Copy each line of the entries beneath that contains the word "左目盛り".

------------

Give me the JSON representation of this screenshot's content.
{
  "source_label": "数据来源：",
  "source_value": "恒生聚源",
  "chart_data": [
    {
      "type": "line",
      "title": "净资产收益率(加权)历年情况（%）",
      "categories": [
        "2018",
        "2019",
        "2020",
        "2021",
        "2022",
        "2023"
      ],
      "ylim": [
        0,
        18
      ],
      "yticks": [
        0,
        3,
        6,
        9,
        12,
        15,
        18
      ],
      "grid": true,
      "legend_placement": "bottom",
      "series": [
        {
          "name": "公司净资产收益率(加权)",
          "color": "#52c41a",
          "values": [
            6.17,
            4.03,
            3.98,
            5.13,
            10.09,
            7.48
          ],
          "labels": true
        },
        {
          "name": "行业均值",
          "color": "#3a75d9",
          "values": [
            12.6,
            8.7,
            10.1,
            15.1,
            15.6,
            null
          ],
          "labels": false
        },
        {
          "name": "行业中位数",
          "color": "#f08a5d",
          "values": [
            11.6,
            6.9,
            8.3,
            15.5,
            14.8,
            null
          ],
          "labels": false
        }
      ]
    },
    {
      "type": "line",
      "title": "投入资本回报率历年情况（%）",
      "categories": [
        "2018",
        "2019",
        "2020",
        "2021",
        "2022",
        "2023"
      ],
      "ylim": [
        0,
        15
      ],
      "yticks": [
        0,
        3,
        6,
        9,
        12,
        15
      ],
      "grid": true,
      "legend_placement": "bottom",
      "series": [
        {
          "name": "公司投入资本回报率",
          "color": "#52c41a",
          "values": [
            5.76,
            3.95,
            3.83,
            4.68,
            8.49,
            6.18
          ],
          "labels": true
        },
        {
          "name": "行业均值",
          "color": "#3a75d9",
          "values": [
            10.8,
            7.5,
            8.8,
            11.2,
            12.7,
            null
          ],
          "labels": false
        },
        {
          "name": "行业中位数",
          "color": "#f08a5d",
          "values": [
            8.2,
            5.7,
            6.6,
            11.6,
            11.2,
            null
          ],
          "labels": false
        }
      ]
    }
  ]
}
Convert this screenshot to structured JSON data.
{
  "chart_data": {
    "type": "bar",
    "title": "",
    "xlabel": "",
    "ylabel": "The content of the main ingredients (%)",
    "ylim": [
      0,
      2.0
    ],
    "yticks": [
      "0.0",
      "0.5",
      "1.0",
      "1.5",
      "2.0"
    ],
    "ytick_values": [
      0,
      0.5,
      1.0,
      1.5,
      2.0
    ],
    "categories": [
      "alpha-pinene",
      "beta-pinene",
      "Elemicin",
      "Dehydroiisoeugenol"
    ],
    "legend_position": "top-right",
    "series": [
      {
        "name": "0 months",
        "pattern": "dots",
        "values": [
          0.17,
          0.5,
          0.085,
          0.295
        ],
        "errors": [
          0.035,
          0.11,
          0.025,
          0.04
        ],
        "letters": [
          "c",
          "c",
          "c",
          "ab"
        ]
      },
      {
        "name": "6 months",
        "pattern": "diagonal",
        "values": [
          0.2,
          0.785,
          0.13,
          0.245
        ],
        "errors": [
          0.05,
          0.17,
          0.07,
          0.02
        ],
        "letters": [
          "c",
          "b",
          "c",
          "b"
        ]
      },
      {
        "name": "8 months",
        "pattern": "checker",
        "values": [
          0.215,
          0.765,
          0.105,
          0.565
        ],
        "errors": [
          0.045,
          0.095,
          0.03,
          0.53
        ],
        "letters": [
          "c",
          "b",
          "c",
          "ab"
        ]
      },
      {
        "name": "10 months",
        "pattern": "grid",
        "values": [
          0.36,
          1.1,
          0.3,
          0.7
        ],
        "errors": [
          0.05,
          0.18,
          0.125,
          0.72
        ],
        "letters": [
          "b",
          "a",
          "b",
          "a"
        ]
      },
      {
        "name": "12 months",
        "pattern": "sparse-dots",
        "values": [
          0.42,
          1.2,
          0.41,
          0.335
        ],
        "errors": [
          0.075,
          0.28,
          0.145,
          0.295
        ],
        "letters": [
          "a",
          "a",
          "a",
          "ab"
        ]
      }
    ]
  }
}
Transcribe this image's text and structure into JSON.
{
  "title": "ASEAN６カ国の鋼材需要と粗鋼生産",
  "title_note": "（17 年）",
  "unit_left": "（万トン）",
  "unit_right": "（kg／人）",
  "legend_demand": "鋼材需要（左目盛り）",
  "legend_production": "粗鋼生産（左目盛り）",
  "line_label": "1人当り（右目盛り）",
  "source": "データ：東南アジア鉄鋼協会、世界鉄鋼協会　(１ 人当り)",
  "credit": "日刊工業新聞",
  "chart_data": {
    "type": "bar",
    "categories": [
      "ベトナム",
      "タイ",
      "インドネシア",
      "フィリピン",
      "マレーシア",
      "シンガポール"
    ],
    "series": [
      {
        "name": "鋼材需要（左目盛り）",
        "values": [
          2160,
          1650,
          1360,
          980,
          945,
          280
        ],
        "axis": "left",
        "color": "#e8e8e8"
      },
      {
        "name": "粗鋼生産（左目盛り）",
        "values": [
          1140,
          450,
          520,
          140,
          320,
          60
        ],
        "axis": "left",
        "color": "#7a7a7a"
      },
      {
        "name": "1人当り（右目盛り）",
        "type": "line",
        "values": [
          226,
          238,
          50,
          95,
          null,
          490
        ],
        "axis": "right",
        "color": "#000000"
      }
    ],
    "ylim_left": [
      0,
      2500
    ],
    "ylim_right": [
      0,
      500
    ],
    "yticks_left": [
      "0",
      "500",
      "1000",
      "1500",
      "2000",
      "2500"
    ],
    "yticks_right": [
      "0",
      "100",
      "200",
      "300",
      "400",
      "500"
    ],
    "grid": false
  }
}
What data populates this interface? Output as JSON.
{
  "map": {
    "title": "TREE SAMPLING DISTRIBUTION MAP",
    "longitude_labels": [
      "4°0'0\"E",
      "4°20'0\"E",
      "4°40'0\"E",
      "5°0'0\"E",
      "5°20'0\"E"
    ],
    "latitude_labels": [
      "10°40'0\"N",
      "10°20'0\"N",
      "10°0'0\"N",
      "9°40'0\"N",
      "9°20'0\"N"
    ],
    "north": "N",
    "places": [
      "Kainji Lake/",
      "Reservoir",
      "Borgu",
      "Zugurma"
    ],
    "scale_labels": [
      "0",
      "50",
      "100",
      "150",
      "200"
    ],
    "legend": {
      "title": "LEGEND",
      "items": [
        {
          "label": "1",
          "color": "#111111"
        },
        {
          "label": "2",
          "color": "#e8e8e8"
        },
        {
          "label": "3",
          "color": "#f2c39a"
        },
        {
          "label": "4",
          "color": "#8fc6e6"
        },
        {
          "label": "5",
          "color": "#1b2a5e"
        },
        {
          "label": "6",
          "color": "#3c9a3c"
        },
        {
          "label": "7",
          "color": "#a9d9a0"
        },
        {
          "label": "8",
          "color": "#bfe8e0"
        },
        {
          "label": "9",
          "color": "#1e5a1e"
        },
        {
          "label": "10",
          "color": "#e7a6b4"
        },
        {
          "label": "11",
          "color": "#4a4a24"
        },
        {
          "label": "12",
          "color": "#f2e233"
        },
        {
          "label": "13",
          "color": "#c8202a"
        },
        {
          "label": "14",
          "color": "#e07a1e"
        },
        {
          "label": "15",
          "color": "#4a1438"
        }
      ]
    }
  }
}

------------

- [FINAL RESULT]:
  "legend_demand": "鋼材需要（左目盛り）",
  "legend_production": "粗鋼生産（左目盛り）",
        "name": "鋼材需要（左目盛り）",
        "name": "粗鋼生産（左目盛り）",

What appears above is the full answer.